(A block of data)

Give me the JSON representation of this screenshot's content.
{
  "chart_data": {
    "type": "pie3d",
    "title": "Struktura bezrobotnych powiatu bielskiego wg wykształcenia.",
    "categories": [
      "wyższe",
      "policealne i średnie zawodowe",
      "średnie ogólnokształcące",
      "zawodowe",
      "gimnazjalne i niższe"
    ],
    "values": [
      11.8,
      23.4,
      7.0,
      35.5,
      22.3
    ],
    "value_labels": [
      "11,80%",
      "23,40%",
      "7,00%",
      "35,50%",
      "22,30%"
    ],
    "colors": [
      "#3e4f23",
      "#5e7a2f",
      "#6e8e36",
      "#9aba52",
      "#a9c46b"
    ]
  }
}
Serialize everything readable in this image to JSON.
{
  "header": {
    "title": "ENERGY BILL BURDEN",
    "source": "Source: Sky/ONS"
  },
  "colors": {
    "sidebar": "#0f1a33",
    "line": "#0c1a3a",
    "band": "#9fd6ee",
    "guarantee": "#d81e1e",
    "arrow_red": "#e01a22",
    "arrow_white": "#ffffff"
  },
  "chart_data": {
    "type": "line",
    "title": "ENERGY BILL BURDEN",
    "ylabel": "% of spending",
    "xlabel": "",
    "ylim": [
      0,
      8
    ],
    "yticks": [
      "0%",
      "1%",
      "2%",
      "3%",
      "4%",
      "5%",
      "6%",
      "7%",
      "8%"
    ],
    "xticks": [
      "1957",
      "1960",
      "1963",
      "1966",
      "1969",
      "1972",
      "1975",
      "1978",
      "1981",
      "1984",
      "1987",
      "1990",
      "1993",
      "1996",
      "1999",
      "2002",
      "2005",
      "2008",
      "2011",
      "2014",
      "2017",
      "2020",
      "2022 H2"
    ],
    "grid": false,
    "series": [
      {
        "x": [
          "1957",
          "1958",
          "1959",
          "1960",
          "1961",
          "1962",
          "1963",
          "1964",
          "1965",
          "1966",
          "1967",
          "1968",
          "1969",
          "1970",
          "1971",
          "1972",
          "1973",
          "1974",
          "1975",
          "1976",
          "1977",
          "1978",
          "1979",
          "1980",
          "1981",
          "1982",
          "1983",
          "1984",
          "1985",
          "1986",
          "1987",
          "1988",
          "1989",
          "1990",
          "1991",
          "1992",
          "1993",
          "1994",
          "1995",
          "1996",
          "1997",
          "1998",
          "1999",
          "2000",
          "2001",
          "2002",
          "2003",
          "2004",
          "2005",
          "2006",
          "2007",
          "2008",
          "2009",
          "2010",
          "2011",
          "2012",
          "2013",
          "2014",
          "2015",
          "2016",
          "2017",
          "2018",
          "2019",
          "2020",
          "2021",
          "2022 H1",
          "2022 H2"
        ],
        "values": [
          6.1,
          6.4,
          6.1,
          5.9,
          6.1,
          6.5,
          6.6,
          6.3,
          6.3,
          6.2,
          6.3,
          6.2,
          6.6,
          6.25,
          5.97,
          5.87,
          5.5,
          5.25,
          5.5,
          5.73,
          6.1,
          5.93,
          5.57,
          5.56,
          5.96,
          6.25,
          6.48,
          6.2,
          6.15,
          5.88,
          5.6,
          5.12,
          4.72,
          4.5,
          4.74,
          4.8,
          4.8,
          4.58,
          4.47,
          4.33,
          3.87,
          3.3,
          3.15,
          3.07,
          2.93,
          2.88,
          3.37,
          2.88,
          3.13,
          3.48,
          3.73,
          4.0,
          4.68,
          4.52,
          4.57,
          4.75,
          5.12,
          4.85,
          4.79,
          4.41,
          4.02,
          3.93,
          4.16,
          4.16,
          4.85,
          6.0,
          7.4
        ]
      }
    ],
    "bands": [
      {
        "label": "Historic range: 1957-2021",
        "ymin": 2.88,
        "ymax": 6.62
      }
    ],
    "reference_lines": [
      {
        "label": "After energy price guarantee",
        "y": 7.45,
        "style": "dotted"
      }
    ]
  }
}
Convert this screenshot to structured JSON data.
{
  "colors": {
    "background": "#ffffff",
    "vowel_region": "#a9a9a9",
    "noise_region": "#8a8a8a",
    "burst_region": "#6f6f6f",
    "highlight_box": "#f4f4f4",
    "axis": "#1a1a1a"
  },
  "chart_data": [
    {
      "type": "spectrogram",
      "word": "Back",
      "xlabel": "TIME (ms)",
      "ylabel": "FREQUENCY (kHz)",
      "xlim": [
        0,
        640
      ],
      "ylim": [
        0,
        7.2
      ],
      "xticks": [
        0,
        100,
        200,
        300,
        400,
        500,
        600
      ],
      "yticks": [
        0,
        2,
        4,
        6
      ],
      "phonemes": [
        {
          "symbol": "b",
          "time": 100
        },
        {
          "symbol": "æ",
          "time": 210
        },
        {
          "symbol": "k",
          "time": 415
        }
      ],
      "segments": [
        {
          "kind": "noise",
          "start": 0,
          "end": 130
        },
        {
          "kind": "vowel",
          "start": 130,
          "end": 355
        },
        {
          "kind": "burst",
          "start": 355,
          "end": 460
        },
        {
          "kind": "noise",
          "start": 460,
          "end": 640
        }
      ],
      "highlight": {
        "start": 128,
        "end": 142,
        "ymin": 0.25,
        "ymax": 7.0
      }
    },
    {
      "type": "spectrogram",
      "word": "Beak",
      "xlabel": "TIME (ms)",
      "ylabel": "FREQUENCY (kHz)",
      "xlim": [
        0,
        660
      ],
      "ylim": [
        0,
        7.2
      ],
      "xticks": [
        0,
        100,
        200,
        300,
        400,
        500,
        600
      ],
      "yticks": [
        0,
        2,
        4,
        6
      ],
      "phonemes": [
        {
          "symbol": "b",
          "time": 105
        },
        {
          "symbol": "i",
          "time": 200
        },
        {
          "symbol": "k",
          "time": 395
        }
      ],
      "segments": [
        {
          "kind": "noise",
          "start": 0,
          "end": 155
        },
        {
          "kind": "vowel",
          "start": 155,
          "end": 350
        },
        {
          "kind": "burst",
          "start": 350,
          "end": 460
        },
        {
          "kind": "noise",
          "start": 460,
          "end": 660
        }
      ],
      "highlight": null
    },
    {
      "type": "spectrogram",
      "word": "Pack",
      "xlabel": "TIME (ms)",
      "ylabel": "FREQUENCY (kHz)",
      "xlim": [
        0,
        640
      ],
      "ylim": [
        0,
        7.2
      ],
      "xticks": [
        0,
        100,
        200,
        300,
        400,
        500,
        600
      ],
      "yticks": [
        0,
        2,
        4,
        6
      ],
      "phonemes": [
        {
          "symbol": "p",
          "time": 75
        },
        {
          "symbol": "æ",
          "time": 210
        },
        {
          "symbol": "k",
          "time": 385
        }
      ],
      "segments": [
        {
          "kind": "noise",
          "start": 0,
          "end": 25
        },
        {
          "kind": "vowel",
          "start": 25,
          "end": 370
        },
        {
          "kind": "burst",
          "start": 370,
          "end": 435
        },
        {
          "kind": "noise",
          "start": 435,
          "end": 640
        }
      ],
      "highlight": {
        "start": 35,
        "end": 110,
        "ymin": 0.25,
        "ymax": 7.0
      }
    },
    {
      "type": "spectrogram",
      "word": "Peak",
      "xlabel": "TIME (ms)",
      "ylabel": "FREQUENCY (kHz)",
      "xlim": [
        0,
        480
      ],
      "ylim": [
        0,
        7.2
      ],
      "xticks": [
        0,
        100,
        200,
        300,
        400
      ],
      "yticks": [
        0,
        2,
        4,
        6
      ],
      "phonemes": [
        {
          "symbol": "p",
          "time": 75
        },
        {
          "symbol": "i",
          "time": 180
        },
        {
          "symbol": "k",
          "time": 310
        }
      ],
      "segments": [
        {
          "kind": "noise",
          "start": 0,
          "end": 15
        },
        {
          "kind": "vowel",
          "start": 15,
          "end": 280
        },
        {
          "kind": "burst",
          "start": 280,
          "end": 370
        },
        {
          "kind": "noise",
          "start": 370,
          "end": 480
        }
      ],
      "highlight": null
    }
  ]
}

Your goal | Copy every line that includes the string "ffffff" from the material above.

Answer in full |
    "arrow_white": "#ffffff"
    "background": "#ffffff",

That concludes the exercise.